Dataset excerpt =
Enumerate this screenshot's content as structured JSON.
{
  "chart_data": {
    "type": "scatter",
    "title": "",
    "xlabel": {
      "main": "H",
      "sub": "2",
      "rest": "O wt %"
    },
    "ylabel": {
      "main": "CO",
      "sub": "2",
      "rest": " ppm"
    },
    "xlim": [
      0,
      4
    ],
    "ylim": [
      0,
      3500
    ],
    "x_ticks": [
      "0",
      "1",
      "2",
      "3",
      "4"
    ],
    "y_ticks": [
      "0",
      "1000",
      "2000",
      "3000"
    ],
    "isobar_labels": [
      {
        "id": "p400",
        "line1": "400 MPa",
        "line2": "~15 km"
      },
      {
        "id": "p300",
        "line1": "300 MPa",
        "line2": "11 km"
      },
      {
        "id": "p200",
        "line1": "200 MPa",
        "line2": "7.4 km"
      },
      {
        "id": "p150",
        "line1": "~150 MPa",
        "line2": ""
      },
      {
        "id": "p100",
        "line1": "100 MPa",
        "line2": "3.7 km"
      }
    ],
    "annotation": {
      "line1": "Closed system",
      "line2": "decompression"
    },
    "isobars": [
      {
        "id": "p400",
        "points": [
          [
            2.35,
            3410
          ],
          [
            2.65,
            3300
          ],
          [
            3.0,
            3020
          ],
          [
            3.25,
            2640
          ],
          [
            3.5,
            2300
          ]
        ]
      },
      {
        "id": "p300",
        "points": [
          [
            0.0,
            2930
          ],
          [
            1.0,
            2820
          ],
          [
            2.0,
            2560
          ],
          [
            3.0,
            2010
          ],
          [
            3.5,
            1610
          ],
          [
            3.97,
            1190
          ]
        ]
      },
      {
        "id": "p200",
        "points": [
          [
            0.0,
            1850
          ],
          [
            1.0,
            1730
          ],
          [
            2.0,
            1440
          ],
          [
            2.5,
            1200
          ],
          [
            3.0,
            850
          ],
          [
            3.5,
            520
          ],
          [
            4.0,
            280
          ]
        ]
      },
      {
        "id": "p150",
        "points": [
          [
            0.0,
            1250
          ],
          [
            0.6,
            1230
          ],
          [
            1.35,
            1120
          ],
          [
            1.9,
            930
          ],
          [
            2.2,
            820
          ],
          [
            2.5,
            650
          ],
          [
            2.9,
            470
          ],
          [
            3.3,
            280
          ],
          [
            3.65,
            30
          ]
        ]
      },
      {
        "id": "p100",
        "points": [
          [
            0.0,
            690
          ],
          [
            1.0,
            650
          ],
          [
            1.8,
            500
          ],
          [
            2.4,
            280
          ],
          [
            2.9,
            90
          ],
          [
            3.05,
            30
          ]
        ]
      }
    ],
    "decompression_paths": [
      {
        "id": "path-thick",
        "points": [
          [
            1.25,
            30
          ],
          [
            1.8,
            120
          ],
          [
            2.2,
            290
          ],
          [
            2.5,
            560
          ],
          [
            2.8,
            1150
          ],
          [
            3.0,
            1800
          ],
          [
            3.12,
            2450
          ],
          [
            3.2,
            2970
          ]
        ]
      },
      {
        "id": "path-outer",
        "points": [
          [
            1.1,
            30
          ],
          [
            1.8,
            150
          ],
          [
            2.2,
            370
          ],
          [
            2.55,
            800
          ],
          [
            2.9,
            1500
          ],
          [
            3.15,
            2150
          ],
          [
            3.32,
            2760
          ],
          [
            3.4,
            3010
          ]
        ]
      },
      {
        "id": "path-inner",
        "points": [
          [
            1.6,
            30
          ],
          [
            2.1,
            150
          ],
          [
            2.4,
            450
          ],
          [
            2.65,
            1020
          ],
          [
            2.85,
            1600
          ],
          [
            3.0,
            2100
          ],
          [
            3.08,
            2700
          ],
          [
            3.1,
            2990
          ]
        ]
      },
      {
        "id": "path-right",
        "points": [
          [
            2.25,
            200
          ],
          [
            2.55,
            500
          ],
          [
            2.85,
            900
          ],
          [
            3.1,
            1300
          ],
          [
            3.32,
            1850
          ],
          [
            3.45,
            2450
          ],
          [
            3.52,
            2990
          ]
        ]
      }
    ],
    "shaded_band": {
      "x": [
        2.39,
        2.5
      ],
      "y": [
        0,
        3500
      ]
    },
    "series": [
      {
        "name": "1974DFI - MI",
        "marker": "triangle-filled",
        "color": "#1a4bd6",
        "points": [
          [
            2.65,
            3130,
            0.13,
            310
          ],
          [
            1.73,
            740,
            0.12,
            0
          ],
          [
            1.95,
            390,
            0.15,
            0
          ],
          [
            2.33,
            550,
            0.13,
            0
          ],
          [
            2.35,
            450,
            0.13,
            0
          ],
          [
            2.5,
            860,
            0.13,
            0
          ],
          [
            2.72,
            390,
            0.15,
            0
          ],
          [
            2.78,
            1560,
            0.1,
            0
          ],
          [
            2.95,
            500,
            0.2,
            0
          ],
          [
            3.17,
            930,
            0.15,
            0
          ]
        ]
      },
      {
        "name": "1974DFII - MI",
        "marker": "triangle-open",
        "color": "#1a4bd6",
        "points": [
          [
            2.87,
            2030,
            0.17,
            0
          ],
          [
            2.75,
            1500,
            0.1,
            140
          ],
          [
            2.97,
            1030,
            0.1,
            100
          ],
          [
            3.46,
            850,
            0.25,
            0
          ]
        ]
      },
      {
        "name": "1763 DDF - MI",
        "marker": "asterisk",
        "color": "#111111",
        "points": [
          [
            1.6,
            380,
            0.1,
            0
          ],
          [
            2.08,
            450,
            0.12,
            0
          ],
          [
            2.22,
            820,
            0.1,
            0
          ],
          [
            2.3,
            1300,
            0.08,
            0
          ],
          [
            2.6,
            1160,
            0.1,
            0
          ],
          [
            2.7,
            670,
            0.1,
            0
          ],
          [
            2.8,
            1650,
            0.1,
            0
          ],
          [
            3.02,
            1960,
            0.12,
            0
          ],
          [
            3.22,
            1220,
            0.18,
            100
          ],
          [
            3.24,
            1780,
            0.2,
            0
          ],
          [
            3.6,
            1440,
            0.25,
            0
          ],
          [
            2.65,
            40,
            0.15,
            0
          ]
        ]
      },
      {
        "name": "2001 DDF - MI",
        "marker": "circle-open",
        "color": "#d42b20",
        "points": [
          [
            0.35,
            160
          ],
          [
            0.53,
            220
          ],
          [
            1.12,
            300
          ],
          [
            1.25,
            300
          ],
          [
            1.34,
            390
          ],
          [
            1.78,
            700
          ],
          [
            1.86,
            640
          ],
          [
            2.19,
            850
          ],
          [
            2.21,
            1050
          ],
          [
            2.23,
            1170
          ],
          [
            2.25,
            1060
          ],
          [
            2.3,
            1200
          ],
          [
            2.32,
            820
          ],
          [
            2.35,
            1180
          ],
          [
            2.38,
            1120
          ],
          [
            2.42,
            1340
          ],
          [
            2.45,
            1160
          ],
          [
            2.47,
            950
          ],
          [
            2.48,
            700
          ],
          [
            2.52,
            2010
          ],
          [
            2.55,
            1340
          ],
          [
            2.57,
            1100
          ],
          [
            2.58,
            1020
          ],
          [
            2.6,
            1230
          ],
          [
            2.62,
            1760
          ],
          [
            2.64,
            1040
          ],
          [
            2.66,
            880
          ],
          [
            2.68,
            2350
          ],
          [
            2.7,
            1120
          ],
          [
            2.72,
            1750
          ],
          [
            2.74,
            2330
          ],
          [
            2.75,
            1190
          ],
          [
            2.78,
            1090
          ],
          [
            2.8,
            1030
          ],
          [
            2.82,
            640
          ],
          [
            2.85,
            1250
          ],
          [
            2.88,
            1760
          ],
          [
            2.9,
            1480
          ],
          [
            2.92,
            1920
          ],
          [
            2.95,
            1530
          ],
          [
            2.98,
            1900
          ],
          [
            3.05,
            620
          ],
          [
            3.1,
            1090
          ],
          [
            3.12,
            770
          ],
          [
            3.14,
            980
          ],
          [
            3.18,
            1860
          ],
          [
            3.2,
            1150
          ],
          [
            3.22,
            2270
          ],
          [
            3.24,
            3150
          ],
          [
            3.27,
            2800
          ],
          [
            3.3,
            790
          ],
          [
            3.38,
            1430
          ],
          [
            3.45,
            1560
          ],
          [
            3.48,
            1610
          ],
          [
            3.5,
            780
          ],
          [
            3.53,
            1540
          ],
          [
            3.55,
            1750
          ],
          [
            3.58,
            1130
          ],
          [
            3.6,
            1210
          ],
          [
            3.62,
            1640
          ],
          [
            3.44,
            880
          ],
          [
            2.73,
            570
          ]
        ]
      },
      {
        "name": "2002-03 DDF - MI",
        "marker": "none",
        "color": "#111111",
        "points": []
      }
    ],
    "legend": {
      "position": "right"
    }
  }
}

Exercise =
Pick out each line containing the string "name" and copy it.

Solved problem =
        "name": "1974DFI - MI",
        "name": "1974DFII - MI",
        "name": "1763 DDF - MI",
        "name": "2001 DDF - MI",
        "name": "2002-03 DDF - MI",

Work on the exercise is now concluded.